Item position entries
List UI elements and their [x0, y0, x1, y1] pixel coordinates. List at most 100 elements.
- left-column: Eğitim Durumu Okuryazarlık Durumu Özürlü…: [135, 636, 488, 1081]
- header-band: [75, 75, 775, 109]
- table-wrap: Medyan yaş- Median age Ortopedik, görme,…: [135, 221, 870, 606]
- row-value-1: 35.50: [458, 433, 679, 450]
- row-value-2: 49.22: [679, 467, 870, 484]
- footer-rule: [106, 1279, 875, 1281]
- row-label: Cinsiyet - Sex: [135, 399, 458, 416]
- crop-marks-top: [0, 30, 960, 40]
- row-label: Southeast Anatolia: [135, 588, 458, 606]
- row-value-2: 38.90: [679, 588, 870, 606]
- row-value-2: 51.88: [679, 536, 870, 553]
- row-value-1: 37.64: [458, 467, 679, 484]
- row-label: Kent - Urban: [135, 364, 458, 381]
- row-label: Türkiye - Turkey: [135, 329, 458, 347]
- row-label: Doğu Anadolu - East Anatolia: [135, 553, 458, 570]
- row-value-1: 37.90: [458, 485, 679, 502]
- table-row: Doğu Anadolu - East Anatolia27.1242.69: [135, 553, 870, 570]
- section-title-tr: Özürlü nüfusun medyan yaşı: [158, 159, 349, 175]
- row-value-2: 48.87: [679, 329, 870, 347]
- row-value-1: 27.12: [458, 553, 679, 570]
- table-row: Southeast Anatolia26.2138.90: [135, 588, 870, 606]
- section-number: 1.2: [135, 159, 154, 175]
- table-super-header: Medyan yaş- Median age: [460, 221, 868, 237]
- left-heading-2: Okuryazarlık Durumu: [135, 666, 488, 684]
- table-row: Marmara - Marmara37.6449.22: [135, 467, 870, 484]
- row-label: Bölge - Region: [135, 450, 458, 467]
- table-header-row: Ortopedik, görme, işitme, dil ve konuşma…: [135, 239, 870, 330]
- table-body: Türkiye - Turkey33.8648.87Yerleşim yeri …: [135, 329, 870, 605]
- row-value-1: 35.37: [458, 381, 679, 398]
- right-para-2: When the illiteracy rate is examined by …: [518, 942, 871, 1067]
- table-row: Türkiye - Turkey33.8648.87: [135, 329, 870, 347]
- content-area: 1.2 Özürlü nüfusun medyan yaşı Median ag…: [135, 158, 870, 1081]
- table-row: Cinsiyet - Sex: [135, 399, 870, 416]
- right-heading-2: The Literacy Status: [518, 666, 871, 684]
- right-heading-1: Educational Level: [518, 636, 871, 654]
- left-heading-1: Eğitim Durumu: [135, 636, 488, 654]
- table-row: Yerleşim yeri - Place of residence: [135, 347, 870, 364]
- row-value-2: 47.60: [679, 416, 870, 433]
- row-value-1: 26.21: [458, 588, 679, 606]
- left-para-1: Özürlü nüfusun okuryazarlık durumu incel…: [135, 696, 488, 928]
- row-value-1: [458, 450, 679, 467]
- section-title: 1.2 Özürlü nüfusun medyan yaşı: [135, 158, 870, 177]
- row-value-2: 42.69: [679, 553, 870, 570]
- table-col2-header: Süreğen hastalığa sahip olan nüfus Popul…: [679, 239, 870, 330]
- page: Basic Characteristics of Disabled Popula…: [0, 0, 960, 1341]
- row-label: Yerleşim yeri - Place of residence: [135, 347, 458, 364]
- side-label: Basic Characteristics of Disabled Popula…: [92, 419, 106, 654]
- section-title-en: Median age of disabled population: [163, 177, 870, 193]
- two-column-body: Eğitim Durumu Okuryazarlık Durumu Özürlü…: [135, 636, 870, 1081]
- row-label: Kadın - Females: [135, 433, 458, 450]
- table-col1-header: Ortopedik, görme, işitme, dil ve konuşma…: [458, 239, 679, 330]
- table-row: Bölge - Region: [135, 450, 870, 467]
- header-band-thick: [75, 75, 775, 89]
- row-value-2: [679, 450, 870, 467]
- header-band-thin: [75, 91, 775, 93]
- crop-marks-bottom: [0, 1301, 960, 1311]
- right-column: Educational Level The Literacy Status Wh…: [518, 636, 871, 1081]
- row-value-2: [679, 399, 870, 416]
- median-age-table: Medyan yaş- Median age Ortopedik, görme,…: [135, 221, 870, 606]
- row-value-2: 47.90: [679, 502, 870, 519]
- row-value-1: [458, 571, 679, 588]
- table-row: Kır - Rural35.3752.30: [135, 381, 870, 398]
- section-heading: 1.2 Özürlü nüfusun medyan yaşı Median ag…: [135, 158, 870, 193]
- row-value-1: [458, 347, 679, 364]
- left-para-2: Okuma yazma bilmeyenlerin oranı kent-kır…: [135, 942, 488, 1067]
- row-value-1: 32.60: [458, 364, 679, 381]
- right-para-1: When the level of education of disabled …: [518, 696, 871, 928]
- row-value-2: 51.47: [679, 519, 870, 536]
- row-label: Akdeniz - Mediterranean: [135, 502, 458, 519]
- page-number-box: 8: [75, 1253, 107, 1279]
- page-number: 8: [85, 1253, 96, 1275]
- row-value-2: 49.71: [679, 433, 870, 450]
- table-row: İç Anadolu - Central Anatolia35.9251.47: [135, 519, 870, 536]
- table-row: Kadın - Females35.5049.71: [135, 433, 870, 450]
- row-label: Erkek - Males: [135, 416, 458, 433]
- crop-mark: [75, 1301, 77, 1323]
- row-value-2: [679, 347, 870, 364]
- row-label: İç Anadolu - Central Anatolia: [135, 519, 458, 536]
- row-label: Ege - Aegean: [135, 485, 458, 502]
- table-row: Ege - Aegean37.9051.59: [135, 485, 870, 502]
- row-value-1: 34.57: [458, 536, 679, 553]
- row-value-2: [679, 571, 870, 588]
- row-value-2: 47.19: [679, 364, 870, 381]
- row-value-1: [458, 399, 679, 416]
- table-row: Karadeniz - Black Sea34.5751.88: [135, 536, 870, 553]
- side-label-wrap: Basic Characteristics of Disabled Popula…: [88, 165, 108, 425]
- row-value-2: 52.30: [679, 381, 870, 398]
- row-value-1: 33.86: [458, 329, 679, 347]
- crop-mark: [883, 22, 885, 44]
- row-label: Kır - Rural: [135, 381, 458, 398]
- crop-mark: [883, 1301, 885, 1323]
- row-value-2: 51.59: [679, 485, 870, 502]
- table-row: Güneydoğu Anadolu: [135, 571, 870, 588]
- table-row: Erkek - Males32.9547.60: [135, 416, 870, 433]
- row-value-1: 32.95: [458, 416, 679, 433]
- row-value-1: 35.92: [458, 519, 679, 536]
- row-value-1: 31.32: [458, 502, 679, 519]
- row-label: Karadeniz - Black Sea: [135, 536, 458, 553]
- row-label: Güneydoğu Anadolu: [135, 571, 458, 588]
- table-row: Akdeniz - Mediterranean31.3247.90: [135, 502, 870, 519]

Problem requirements: Please retype all of the records above line for line, changing nothing.

Answer to this problem:
List UI elements and their [x0, y0, x1, y1] pixel coordinates. List at most 100 elements.
- left-column: Eğitim Durumu Okuryazarlık Durumu Özürlü…: [135, 636, 488, 1081]
- header-band: [75, 75, 775, 109]
- table-wrap: Medyan yaş- Median age Ortopedik, görme,…: [135, 221, 870, 606]
- row-value-1: 35.50: [458, 433, 679, 450]
- row-value-2: 49.22: [679, 467, 870, 484]
- footer-rule: [106, 1279, 875, 1281]
- row-label: Cinsiyet - Sex: [135, 399, 458, 416]
- crop-marks-top: [0, 30, 960, 40]
- row-label: Southeast Anatolia: [135, 588, 458, 606]
- row-value-2: 38.90: [679, 588, 870, 606]
- row-value-2: 51.88: [679, 536, 870, 553]
- row-value-1: 37.64: [458, 467, 679, 484]
- row-label: Kent - Urban: [135, 364, 458, 381]
- row-label: Türkiye - Turkey: [135, 329, 458, 347]
- row-label: Doğu Anadolu - East Anatolia: [135, 553, 458, 570]
- row-value-1: 37.90: [458, 485, 679, 502]
- table-row: Doğu Anadolu - East Anatolia27.1242.69: [135, 553, 870, 570]
- section-title-tr: Özürlü nüfusun medyan yaşı: [158, 159, 349, 175]
- row-value-2: 48.87: [679, 329, 870, 347]
- row-value-1: 27.12: [458, 553, 679, 570]
- table-row: Southeast Anatolia26.2138.90: [135, 588, 870, 606]
- section-number: 1.2: [135, 159, 154, 175]
- table-super-header: Medyan yaş- Median age: [460, 221, 868, 237]
- left-heading-2: Okuryazarlık Durumu: [135, 666, 488, 684]
- table-row: Marmara - Marmara37.6449.22: [135, 467, 870, 484]
- row-label: Bölge - Region: [135, 450, 458, 467]
- table-header-row: Ortopedik, görme, işitme, dil ve konuşma…: [135, 239, 870, 330]
- table-body: Türkiye - Turkey33.8648.87Yerleşim yeri …: [135, 329, 870, 605]
- row-value-1: 35.37: [458, 381, 679, 398]
- right-para-2: When the illiteracy rate is examined by …: [518, 942, 871, 1067]
- table-row: Türkiye - Turkey33.8648.87: [135, 329, 870, 347]
- content-area: 1.2 Özürlü nüfusun medyan yaşı Median ag…: [135, 158, 870, 1081]
- table-row: Cinsiyet - Sex: [135, 399, 870, 416]
- right-heading-2: The Literacy Status: [518, 666, 871, 684]
- right-heading-1: Educational Level: [518, 636, 871, 654]
- left-heading-1: Eğitim Durumu: [135, 636, 488, 654]
- table-row: Yerleşim yeri - Place of residence: [135, 347, 870, 364]
- row-value-2: 47.60: [679, 416, 870, 433]
- row-value-1: 26.21: [458, 588, 679, 606]
- left-para-1: Özürlü nüfusun okuryazarlık durumu incel…: [135, 696, 488, 928]
- row-value-1: [458, 450, 679, 467]
- section-title: 1.2 Özürlü nüfusun medyan yaşı: [135, 158, 870, 177]
- row-value-2: 42.69: [679, 553, 870, 570]
- table-col2-header: Süreğen hastalığa sahip olan nüfus Popul…: [679, 239, 870, 330]
- page: Basic Characteristics of Disabled Popula…: [0, 0, 960, 1341]
- row-label: Yerleşim yeri - Place of residence: [135, 347, 458, 364]
- side-label: Basic Characteristics of Disabled Popula…: [92, 419, 106, 654]
- section-title-en: Median age of disabled population: [163, 177, 870, 193]
- two-column-body: Eğitim Durumu Okuryazarlık Durumu Özürlü…: [135, 636, 870, 1081]
- row-label: Kadın - Females: [135, 433, 458, 450]
- table-col1-header: Ortopedik, görme, işitme, dil ve konuşma…: [458, 239, 679, 330]
- table-row: Bölge - Region: [135, 450, 870, 467]
- header-band-thick: [75, 75, 775, 89]
- row-value-2: [679, 450, 870, 467]
- header-band-thin: [75, 91, 775, 93]
- crop-marks-bottom: [0, 1301, 960, 1311]
- right-column: Educational Level The Literacy Status Wh…: [518, 636, 871, 1081]
- row-value-2: [679, 399, 870, 416]
- median-age-table: Medyan yaş- Median age Ortopedik, görme,…: [135, 221, 870, 606]
- row-value-2: 47.90: [679, 502, 870, 519]
- row-value-1: [458, 571, 679, 588]
- table-row: Kır - Rural35.3752.30: [135, 381, 870, 398]
- section-heading: 1.2 Özürlü nüfusun medyan yaşı Median ag…: [135, 158, 870, 193]
- row-value-1: [458, 347, 679, 364]
- left-para-2: Okuma yazma bilmeyenlerin oranı kent-kır…: [135, 942, 488, 1067]
- row-value-1: 32.60: [458, 364, 679, 381]
- right-para-1: When the level of education of disabled …: [518, 696, 871, 928]
- row-value-2: 51.47: [679, 519, 870, 536]
- row-label: Akdeniz - Mediterranean: [135, 502, 458, 519]
- page-number-box: 8: [75, 1253, 107, 1279]
- page-number: 8: [85, 1253, 96, 1275]
- row-value-2: 49.71: [679, 433, 870, 450]
- table-row: İç Anadolu - Central Anatolia35.9251.47: [135, 519, 870, 536]
- table-row: Kadın - Females35.5049.71: [135, 433, 870, 450]
- row-label: Erkek - Males: [135, 416, 458, 433]
- crop-mark: [75, 1301, 77, 1323]
- row-value-2: [679, 347, 870, 364]
- row-label: İç Anadolu - Central Anatolia: [135, 519, 458, 536]
- row-label: Ege - Aegean: [135, 485, 458, 502]
- table-row: Ege - Aegean37.9051.59: [135, 485, 870, 502]
- row-value-1: 34.57: [458, 536, 679, 553]
- row-value-2: [679, 571, 870, 588]
- row-value-2: 47.19: [679, 364, 870, 381]
- row-value-1: [458, 399, 679, 416]
- table-row: Karadeniz - Black Sea34.5751.88: [135, 536, 870, 553]
- side-label-wrap: Basic Characteristics of Disabled Popula…: [88, 165, 108, 425]
- row-value-2: 52.30: [679, 381, 870, 398]
- row-value-1: 33.86: [458, 329, 679, 347]
- crop-mark: [883, 22, 885, 44]
- row-label: Kır - Rural: [135, 381, 458, 398]
- crop-mark: [883, 1301, 885, 1323]
- row-value-2: 51.59: [679, 485, 870, 502]
- table-row: Güneydoğu Anadolu: [135, 571, 870, 588]
- table-row: Erkek - Males32.9547.60: [135, 416, 870, 433]
- row-value-1: 32.95: [458, 416, 679, 433]
- row-value-1: 35.92: [458, 519, 679, 536]
- row-value-1: 31.32: [458, 502, 679, 519]
- row-label: Karadeniz - Black Sea: [135, 536, 458, 553]
- row-label: Güneydoğu Anadolu: [135, 571, 458, 588]
- table-row: Akdeniz - Mediterranean31.3247.90: [135, 502, 870, 519]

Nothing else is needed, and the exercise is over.